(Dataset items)

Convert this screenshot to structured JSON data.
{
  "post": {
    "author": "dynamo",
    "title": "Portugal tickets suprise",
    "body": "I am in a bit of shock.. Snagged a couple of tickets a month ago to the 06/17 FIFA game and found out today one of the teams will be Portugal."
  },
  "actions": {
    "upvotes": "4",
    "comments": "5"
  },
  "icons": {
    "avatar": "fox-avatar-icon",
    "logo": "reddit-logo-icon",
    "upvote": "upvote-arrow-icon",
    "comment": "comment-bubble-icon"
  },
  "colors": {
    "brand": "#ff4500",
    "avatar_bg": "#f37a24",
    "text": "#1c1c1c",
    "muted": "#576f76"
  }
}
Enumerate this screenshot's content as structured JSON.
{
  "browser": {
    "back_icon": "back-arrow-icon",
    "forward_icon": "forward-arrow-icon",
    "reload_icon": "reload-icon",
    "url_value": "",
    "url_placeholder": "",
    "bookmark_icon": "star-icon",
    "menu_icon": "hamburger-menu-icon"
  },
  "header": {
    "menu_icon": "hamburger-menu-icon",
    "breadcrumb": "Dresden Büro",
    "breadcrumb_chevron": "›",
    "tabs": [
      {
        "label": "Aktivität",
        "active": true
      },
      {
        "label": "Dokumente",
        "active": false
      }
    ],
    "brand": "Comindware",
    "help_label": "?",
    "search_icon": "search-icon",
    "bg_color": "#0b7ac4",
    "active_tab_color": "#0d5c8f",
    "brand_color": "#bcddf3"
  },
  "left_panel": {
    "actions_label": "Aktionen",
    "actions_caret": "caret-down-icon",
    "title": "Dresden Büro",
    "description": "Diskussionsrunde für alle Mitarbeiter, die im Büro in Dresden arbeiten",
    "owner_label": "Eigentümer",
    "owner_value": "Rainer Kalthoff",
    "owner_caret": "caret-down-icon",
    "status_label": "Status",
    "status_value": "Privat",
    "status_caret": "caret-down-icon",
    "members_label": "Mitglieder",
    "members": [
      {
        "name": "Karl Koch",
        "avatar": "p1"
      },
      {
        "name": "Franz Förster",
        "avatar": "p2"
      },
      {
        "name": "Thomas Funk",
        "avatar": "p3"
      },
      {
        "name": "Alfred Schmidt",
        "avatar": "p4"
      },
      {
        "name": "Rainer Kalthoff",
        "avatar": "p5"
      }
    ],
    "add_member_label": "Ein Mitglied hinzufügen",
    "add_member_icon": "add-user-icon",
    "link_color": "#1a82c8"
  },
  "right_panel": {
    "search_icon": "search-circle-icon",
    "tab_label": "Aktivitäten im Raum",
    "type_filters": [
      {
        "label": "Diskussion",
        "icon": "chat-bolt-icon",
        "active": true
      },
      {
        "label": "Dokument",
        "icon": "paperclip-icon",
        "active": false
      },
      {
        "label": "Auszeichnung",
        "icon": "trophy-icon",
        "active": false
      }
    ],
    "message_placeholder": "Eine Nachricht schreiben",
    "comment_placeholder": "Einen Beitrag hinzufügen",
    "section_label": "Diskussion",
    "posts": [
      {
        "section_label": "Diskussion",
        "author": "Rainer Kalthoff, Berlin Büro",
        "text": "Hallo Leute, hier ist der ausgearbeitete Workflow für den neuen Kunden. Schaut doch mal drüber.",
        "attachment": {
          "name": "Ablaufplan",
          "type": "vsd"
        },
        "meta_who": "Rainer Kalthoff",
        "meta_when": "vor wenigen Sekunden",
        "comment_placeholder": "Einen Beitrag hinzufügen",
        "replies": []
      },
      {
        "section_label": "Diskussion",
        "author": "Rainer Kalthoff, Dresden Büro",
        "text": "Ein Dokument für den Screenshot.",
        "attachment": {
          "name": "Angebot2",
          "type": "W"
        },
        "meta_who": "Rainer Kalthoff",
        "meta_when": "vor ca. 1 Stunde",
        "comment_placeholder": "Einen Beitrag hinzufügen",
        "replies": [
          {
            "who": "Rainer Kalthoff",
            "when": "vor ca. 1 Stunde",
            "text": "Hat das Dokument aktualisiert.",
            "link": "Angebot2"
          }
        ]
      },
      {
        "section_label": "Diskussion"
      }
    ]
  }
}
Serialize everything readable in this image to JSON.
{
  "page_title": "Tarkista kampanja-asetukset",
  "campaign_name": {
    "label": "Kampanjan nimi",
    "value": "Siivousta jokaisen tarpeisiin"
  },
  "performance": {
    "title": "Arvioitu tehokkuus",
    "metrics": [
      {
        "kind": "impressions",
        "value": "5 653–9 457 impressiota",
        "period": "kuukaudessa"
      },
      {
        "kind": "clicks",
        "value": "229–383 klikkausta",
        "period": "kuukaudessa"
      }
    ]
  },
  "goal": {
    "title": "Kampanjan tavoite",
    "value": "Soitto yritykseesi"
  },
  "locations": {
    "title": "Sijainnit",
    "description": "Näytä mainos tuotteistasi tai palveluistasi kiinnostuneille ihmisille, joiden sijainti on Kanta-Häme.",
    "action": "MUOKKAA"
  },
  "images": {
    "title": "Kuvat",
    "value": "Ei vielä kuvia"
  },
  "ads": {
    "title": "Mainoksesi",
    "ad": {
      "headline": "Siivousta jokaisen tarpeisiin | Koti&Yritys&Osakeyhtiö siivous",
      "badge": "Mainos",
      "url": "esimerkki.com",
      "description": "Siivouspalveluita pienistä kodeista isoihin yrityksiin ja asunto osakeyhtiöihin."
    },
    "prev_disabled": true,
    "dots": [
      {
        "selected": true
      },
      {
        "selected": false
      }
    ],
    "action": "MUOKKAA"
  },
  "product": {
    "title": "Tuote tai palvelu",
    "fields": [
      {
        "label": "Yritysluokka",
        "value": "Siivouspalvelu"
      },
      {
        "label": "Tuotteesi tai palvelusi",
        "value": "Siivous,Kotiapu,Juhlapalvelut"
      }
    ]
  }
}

### Requirements:
Show all lines from the records above where the word "Kampanjan" occurs.

### Answer below:
    "label": "Kampanjan nimi",
    "title": "Kampanjan tavoite",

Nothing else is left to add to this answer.